Dataset items:
--
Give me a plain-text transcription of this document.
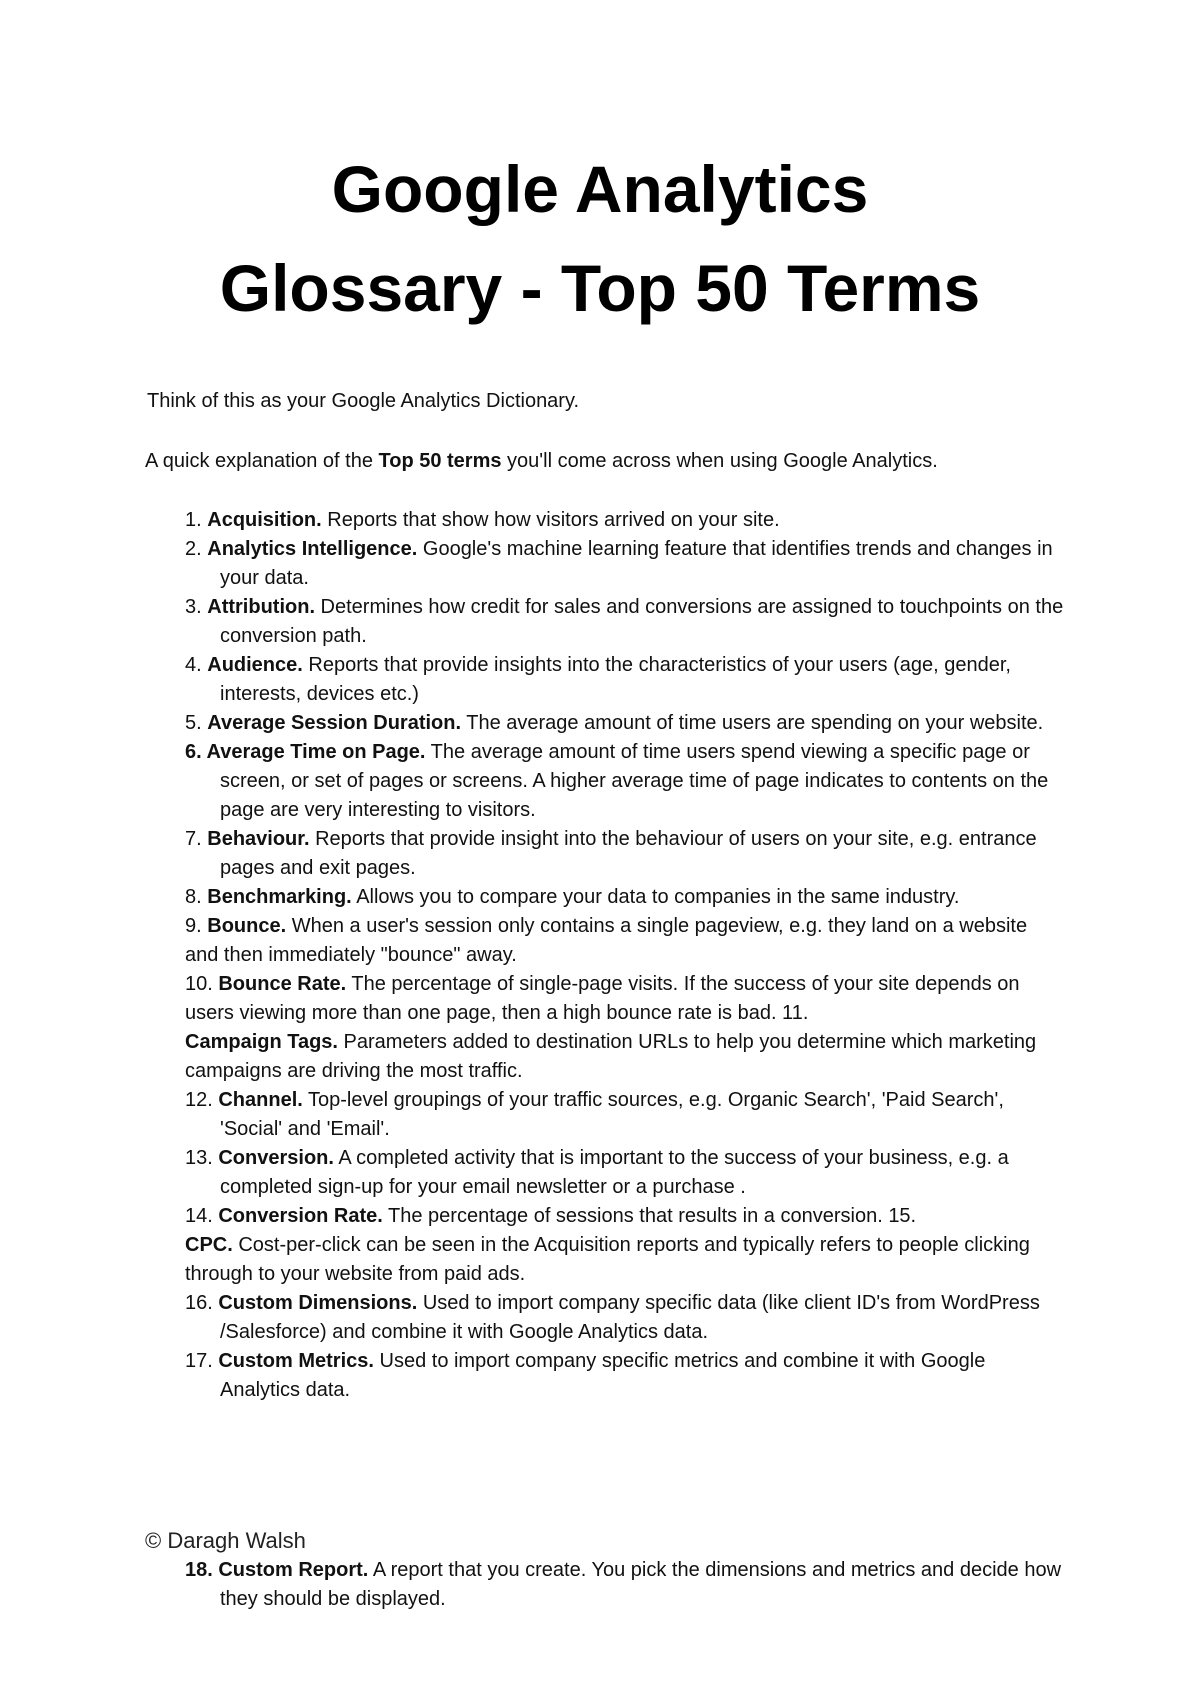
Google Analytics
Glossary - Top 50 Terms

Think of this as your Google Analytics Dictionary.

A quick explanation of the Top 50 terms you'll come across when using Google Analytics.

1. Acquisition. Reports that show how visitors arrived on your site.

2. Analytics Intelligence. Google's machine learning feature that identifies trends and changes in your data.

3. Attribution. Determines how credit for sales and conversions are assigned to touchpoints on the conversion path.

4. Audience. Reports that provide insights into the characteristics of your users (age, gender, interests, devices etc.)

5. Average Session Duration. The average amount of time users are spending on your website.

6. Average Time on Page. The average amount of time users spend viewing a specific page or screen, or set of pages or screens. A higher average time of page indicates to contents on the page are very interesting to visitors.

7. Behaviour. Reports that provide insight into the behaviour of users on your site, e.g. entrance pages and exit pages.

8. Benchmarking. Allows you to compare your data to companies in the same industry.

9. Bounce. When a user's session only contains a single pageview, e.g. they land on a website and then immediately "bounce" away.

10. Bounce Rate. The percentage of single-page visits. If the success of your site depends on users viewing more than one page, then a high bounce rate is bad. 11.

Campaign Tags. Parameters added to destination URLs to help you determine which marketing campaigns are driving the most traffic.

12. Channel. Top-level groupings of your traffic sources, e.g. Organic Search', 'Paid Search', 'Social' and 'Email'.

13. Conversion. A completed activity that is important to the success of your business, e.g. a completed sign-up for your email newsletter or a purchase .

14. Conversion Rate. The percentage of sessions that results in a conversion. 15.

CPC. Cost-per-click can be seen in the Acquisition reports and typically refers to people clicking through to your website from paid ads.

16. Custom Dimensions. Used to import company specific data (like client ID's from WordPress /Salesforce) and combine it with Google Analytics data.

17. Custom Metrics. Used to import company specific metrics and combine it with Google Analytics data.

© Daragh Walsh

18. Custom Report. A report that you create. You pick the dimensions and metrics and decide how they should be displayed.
--
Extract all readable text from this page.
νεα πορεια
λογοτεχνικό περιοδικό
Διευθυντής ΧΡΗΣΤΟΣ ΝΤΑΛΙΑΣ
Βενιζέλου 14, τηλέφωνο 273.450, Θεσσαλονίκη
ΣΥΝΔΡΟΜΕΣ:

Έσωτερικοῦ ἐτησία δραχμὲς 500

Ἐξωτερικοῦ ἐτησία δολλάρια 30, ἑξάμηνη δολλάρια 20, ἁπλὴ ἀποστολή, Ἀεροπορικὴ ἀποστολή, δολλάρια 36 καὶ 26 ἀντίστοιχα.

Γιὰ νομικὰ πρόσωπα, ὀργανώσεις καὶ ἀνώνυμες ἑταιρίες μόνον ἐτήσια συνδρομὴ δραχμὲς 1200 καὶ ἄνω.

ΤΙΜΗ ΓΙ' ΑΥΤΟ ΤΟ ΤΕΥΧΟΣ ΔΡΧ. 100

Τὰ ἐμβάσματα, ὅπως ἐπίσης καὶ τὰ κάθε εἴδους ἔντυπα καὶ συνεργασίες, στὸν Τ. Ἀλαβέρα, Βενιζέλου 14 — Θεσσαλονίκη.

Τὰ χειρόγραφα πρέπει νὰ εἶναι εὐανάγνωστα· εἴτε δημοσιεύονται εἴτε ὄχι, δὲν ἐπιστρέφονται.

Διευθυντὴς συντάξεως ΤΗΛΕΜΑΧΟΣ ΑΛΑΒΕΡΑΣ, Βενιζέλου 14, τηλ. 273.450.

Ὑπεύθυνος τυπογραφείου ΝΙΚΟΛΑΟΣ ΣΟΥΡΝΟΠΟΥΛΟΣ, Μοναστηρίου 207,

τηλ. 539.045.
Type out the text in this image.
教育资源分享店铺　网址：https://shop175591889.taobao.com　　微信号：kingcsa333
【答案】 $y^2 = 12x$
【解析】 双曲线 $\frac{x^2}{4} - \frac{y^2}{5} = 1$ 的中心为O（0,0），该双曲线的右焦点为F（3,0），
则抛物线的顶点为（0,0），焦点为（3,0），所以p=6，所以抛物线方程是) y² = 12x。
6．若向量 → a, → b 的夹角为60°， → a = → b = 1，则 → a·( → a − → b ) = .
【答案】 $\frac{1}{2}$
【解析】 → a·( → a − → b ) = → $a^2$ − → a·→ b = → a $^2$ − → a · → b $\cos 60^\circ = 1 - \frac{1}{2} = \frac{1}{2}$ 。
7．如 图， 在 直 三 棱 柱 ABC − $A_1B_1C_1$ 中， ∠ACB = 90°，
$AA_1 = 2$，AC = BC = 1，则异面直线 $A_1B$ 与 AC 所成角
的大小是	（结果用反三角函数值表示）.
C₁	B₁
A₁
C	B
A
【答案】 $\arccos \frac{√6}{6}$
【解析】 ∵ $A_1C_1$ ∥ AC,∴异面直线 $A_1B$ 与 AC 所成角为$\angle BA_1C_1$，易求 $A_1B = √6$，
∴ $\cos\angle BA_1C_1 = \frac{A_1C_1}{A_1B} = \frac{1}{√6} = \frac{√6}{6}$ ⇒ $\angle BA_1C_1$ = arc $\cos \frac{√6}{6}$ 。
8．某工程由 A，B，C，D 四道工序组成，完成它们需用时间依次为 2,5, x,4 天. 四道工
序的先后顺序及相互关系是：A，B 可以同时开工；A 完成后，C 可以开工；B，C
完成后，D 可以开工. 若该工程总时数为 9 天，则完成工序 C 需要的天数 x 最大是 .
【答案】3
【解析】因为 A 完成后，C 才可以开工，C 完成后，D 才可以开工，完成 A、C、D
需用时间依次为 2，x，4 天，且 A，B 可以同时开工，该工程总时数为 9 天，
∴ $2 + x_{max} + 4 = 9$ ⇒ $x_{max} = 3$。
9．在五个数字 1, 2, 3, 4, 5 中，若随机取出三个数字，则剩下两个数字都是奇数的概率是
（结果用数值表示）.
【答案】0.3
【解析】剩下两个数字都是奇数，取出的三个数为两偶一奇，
--
**Exercise requirements**: Scan the entries above. Copy each line that has the string "Google".

**Result of this task**:
Google Analytics
Think of this as your Google Analytics Dictionary.
A quick explanation of the Top 50 terms you'll come across when using Google Analytics.
2. Analytics Intelligence. Google's machine learning feature that identifies trends and changes in your data.
16. Custom Dimensions. Used to import company specific data (like client ID's from WordPress /Salesforce) and combine it with Google Analytics data.
17. Custom Metrics. Used to import company specific metrics and combine it with Google Analytics data.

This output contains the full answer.